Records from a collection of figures
* * * * * * * * *

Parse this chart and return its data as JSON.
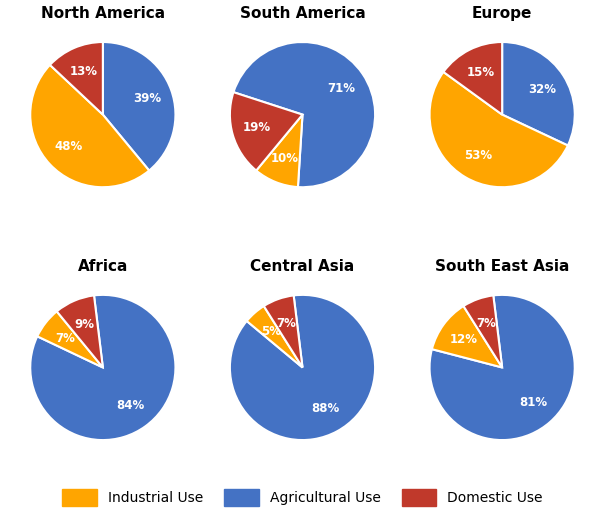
{
  "regions": [
    "North America",
    "South America",
    "Europe",
    "Africa",
    "Central Asia",
    "South East Asia"
  ],
  "data": {
    "North America": {
      "Agricultural Use": 39,
      "Industrial Use": 48,
      "Domestic Use": 13
    },
    "South America": {
      "Agricultural Use": 71,
      "Industrial Use": 10,
      "Domestic Use": 19
    },
    "Europe": {
      "Agricultural Use": 32,
      "Industrial Use": 53,
      "Domestic Use": 15
    },
    "Africa": {
      "Agricultural Use": 84,
      "Industrial Use": 7,
      "Domestic Use": 9
    },
    "Central Asia": {
      "Agricultural Use": 88,
      "Industrial Use": 5,
      "Domestic Use": 7
    },
    "South East Asia": {
      "Agricultural Use": 81,
      "Industrial Use": 12,
      "Domestic Use": 7
    }
  },
  "colors": {
    "Industrial Use": "#FFA500",
    "Agricultural Use": "#4472C4",
    "Domestic Use": "#C0392B"
  },
  "category_order": [
    "Agricultural Use",
    "Industrial Use",
    "Domestic Use"
  ],
  "text_color": "white",
  "label_fontsize": 8.5,
  "title_fontsize": 11,
  "background_color": "#FFFFFF",
  "startangles": {
    "North America": 90,
    "South America": 162,
    "Europe": 90,
    "Africa": 97,
    "Central Asia": 97,
    "South East Asia": 97
  },
  "label_r": 0.65
}
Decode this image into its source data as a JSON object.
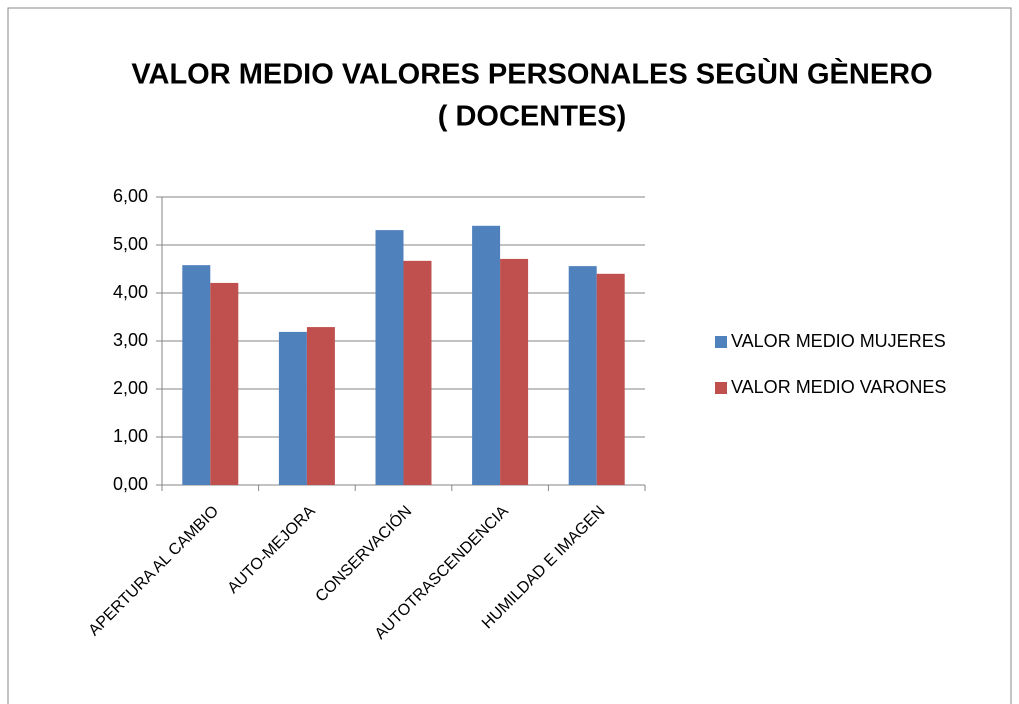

* * * * * * * * *

Only a number is needed: how many lines of the material above contain "this"?

2